◆ AIM OF THE EXERCISE
Skip the images and return the records below exactly.

**** SUPPLIED INFORMATION ****

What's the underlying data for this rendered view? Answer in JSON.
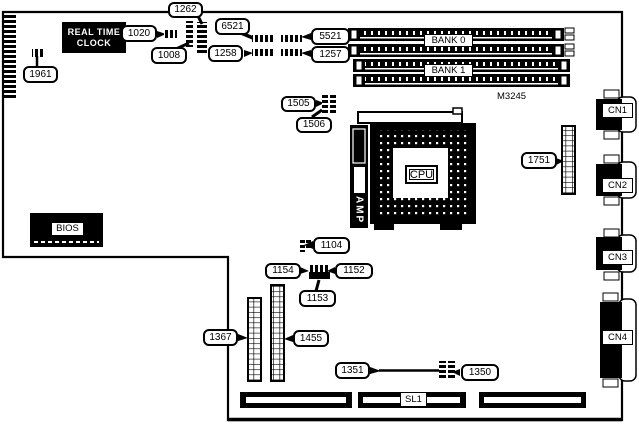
{
  "title": "Motherboard component location diagram",
  "colors": {
    "ink": "#000000",
    "paper": "#ffffff"
  },
  "board": {
    "model_id": "M3245",
    "rtc_line1": "REAL TIME",
    "rtc_line2": "CLOCK",
    "bios": "BIOS",
    "cpu": "CPU",
    "amp": "AMP",
    "bank0": "BANK 0",
    "bank1": "BANK 1",
    "sl1": "SL1",
    "cn1": "CN1",
    "cn2": "CN2",
    "cn3": "CN3",
    "cn4": "CN4",
    "callouts": {
      "1961": "1961",
      "1020": "1020",
      "1008": "1008",
      "1262": "1262",
      "6521": "6521",
      "5521": "5521",
      "1257": "1257",
      "1258": "1258",
      "1505": "1505",
      "1506": "1506",
      "1751": "1751",
      "1104": "1104",
      "1154": "1154",
      "1152": "1152",
      "1153": "1153",
      "1367": "1367",
      "1455": "1455",
      "1351": "1351",
      "1350": "1350"
    }
  }
}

****

◆ SOLUTION FOR THIS TASK
What's the underlying data for this rendered view? Answer in JSON.
{
  "title": "Motherboard component location diagram",
  "colors": {
    "ink": "#000000",
    "paper": "#ffffff"
  },
  "board": {
    "model_id": "M3245",
    "rtc_line1": "REAL TIME",
    "rtc_line2": "CLOCK",
    "bios": "BIOS",
    "cpu": "CPU",
    "amp": "AMP",
    "bank0": "BANK 0",
    "bank1": "BANK 1",
    "sl1": "SL1",
    "cn1": "CN1",
    "cn2": "CN2",
    "cn3": "CN3",
    "cn4": "CN4",
    "callouts": {
      "1961": "1961",
      "1020": "1020",
      "1008": "1008",
      "1262": "1262",
      "6521": "6521",
      "5521": "5521",
      "1257": "1257",
      "1258": "1258",
      "1505": "1505",
      "1506": "1506",
      "1751": "1751",
      "1104": "1104",
      "1154": "1154",
      "1152": "1152",
      "1153": "1153",
      "1367": "1367",
      "1455": "1455",
      "1351": "1351",
      "1350": "1350"
    }
  }
}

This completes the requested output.